What to work on: Give only the lines from the one containing "Convert this document image to plain text." through the end of the material below, exactly as written.

***** Data for processing *****

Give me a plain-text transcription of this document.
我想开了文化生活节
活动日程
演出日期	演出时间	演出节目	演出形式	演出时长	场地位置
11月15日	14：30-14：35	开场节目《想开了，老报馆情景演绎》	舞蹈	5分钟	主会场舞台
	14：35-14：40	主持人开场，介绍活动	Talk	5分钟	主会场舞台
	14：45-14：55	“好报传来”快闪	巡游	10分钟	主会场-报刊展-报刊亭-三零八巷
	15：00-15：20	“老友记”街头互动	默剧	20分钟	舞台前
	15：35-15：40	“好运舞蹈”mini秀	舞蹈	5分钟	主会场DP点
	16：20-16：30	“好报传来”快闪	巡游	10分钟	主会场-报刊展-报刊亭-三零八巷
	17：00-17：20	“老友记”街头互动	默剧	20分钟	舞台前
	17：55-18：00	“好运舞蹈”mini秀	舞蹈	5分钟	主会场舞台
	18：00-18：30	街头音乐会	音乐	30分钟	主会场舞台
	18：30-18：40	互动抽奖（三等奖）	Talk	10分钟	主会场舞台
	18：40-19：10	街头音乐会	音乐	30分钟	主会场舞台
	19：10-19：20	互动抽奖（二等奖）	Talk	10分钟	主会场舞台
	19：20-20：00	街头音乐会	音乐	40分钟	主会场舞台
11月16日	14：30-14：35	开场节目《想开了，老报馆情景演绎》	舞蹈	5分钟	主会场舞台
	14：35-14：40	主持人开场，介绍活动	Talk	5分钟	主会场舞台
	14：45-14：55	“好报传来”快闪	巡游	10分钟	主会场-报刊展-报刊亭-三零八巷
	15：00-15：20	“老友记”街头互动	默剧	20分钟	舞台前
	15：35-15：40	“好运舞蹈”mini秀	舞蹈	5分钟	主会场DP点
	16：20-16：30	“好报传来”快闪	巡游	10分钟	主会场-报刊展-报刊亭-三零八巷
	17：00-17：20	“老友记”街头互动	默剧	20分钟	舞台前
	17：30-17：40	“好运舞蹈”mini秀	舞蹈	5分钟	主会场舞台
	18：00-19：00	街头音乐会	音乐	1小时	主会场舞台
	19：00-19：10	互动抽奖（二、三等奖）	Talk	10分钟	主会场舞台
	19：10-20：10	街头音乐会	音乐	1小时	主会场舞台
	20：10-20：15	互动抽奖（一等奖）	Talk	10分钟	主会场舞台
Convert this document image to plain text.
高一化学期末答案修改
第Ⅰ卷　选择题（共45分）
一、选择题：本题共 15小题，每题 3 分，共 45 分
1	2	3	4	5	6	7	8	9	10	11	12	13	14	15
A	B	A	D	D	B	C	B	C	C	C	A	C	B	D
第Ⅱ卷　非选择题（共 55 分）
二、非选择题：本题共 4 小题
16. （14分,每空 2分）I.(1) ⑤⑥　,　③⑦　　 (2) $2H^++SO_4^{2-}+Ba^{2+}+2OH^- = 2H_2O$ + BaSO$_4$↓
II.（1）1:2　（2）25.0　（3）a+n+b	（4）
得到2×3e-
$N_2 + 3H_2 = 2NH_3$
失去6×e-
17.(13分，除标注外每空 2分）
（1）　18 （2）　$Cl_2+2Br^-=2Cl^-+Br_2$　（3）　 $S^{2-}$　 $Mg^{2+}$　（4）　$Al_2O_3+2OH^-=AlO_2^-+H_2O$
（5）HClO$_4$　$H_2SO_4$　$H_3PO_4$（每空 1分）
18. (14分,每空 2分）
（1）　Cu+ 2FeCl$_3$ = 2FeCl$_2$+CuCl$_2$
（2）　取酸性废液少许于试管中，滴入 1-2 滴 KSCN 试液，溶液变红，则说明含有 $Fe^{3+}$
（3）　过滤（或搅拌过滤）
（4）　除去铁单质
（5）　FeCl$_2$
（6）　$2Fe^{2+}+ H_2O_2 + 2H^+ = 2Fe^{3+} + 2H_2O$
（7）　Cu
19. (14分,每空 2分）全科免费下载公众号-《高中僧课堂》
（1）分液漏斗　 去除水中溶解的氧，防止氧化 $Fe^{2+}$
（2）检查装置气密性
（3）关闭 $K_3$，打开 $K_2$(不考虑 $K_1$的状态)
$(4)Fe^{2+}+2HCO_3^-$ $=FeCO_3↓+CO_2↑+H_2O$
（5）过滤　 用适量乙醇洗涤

*****

Response to the task:
Convert this document image to plain text.
高一化学期末答案修改
第Ⅰ卷　选择题（共45分）
一、选择题：本题共 15小题，每题 3 分，共 45 分
1	2	3	4	5	6	7	8	9	10	11	12	13	14	15
A	B	A	D	D	B	C	B	C	C	C	A	C	B	D
第Ⅱ卷　非选择题（共 55 分）
二、非选择题：本题共 4 小题
16. （14分,每空 2分）I.(1) ⑤⑥　,　③⑦　　 (2) $2H^++SO_4^{2-}+Ba^{2+}+2OH^- = 2H_2O$ + BaSO$_4$↓
II.（1）1:2　（2）25.0　（3）a+n+b	（4）
得到2×3e-
$N_2 + 3H_2 = 2NH_3$
失去6×e-
17.(13分，除标注外每空 2分）
（1）　18 （2）　$Cl_2+2Br^-=2Cl^-+Br_2$　（3）　 $S^{2-}$　 $Mg^{2+}$　（4）　$Al_2O_3+2OH^-=AlO_2^-+H_2O$
（5）HClO$_4$　$H_2SO_4$　$H_3PO_4$（每空 1分）
18. (14分,每空 2分）
（1）　Cu+ 2FeCl$_3$ = 2FeCl$_2$+CuCl$_2$
（2）　取酸性废液少许于试管中，滴入 1-2 滴 KSCN 试液，溶液变红，则说明含有 $Fe^{3+}$
（3）　过滤（或搅拌过滤）
（4）　除去铁单质
（5）　FeCl$_2$
（6）　$2Fe^{2+}+ H_2O_2 + 2H^+ = 2Fe^{3+} + 2H_2O$
（7）　Cu
19. (14分,每空 2分）全科免费下载公众号-《高中僧课堂》
（1）分液漏斗　 去除水中溶解的氧，防止氧化 $Fe^{2+}$
（2）检查装置气密性
（3）关闭 $K_3$，打开 $K_2$(不考虑 $K_1$的状态)
$(4)Fe^{2+}+2HCO_3^-$ $=FeCO_3↓+CO_2↑+H_2O$
（5）过滤　 用适量乙醇洗涤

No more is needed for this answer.